• **WORK REQUEST**:
In the newsgroup post, what formula gives M4?

• **QUOTED PASSAGE**:
Content starts

POV-Ray : Newsgroups : povray.beta-test : skyspheres transmit of color maps not computed last : Re: skyspheres transmit of color maps not computed last Server Time
1 Jul 2024 14:47:14 EDT (-0400)
  Re: skyspheres transmit of color maps not computed last  
From: MessyBlob
Date: 20 Nov 2010 19:10:01
Message: <web.4ce8626c54c4afacaddfbead0@news.povray.org>
clipka <ano### [at] anonymousorg> wrote:
> Am 20.11.2010 03:40, schrieb MessyBlob:
>
> >> There is no sane way for a general fix [...]
> >> [...] Non-premultiplied values can't represent
> >> light to be /added/ to a fully transparent background.
> >
> > Would an RGB triplet for Alpha solve this, [...] i.e. each pixel has:
> > - source: (R, G, B)
> > - alpha: (R, G, B)
>
> No - you'd still get the same type of problems at full transparency.

Agreed; I began working through this, and found the problem. Another try then...

To be complete, we'd need RGB triplets for:
- M: Colour to multiply background by (filter coefficients) first,
- P: Colour to add: (a) object colour affected by object alpha, and (b)
emission.

So the process is:
 Background colour         = M1(r,g,b), P1(r,g,b),
 Foreground object colour  = M2(r,g,b), P2(r,g,b),
 Foreground emission       =                       P3(r,g,b),
 Result                    = M4(r,g,b), P4(r,g,b),
   where
     M4 = M1 * M2;

     P4 = P1 * M2  +  P2 * (1 - M2)  +  P3;

N.B. if emissions are to be included in object alpha, then
     P4 = P1 * M2  +  (P3 + P2) * (1 - M2);
Reflections can be placed similarly.

Content ends

• **DATASET EXTRACT**:

Content starts

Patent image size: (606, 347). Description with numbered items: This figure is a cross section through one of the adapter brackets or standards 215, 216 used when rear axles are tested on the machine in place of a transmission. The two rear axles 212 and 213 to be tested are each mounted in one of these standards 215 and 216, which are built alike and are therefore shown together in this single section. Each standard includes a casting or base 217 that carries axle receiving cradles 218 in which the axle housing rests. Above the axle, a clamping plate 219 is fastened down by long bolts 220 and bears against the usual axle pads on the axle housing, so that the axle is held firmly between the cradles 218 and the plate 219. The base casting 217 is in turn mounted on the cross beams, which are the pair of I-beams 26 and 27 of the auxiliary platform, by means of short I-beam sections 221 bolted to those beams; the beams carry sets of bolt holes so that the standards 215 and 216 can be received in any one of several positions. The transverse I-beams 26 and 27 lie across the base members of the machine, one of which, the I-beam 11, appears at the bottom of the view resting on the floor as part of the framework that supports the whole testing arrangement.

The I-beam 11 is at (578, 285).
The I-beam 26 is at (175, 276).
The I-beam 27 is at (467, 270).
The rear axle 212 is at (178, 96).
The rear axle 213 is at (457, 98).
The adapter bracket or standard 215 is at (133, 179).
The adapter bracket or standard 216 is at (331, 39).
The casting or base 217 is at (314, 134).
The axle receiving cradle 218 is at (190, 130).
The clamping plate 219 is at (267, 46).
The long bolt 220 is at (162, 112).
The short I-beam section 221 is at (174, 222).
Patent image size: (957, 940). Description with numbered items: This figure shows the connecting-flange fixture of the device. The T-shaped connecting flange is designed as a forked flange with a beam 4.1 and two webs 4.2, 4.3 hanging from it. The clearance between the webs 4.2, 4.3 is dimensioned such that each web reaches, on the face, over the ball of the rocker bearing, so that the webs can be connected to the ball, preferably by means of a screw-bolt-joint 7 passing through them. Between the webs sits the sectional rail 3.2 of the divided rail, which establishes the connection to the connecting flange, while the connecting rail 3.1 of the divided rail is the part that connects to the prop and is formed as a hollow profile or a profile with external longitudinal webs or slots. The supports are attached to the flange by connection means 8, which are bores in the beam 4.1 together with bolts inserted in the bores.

Content ends

• **FINAL ANSWER**:
M4 = M1 * M2.